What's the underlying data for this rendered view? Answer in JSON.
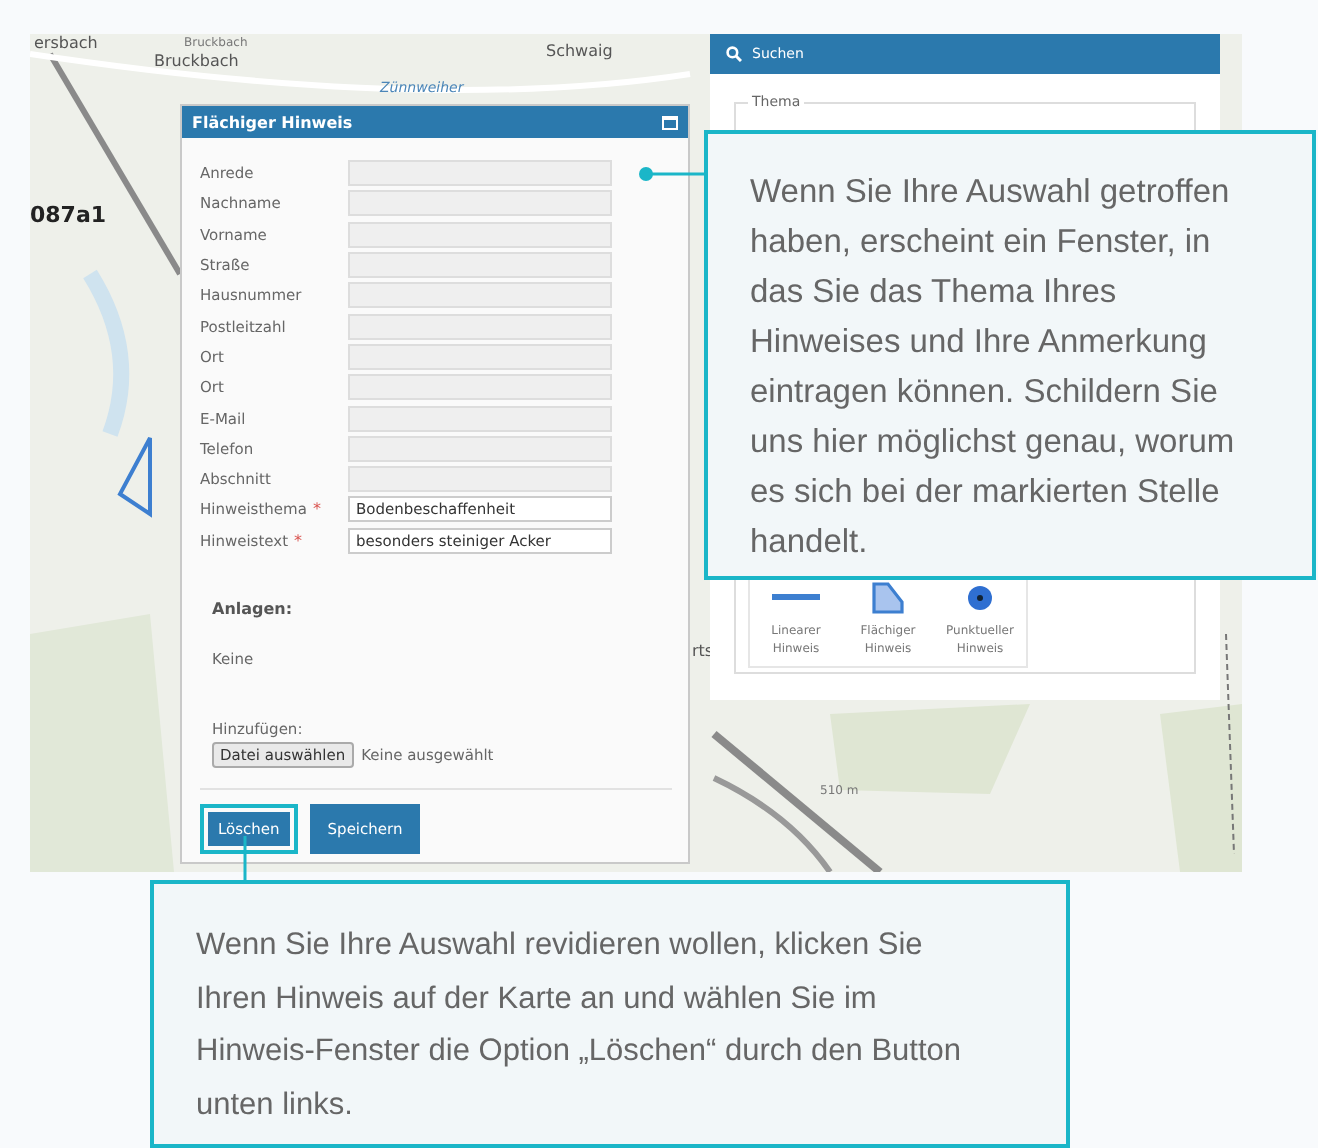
{
  "map": {
    "labels": [
      {
        "text": "ersbach",
        "kind": "place"
      },
      {
        "text": "Bruckbach",
        "kind": "small"
      },
      {
        "text": "Bruckbach",
        "kind": "place"
      },
      {
        "text": "Schwaig",
        "kind": "place"
      },
      {
        "text": "Zünnweiher",
        "kind": "water"
      },
      {
        "text": "087a1",
        "kind": "parcel"
      },
      {
        "text": "rts",
        "kind": "place"
      },
      {
        "text": "510 m",
        "kind": "small"
      }
    ]
  },
  "dialog": {
    "title": "Flächiger Hinweis",
    "fields": [
      {
        "label": "Anrede",
        "disabled": true
      },
      {
        "label": "Nachname",
        "disabled": true
      },
      {
        "label": "Vorname",
        "disabled": true
      },
      {
        "label": "Straße",
        "disabled": true
      },
      {
        "label": "Hausnummer",
        "disabled": true
      },
      {
        "label": "Postleitzahl",
        "disabled": true
      },
      {
        "label": "Ort",
        "disabled": true
      },
      {
        "label": "Ort",
        "disabled": true
      },
      {
        "label": "E-Mail",
        "disabled": true
      },
      {
        "label": "Telefon",
        "disabled": true
      },
      {
        "label": "Abschnitt",
        "disabled": true
      },
      {
        "label": "Hinweisthema",
        "required_mark": "*",
        "disabled": false,
        "value": "Bodenbeschaffenheit"
      },
      {
        "label": "Hinweistext",
        "required_mark": "*",
        "disabled": false,
        "value": "besonders steiniger Acker"
      }
    ],
    "attachments_heading": "Anlagen:",
    "attachments_value": "Keine",
    "add_label": "Hinzufügen:",
    "file_button": "Datei auswählen",
    "file_status": "Keine ausgewählt",
    "buttons": [
      {
        "label": "Löschen",
        "highlighted": true
      },
      {
        "label": "Speichern",
        "highlighted": false
      }
    ]
  },
  "search_panel": {
    "title": "Suchen",
    "legend": "Thema",
    "tools": [
      {
        "kind": "line",
        "label": "Linearer Hinweis"
      },
      {
        "kind": "area",
        "label": "Flächiger Hinweis"
      },
      {
        "kind": "point",
        "label": "Punktueller Hinweis"
      }
    ]
  },
  "callouts": [
    {
      "text": "Wenn Sie Ihre Auswahl getroffen haben, erscheint ein Fenster, in das Sie das Thema Ihres Hinweises und Ihre Anmerkung eintragen können. Schildern Sie uns hier möglichst genau, worum es sich bei der markierten Stelle handelt."
    },
    {
      "text": "Wenn Sie Ihre Auswahl revidieren wollen, klicken Sie Ihren Hinweis auf der Karte an und wählen Sie im Hinweis-Fenster die Option „Löschen“ durch den Button unten links."
    }
  ]
}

★ ★ ★ ★ ★

What is being asked —
In the entries above, find each line with the word "Wenn" and show it.

Reply to the task —
      "text": "Wenn Sie Ihre Auswahl getroffen haben, erscheint ein Fenster, in das Sie das Thema Ihres Hinweises und Ihre Anmerkung eintragen können. Schildern Sie uns hier möglichst genau, worum es sich bei der markierten Stelle handelt."
      "text": "Wenn Sie Ihre Auswahl revidieren wollen, klicken Sie Ihren Hinweis auf der Karte an und wählen Sie im Hinweis-Fenster die Option „Löschen“ durch den Button unten links."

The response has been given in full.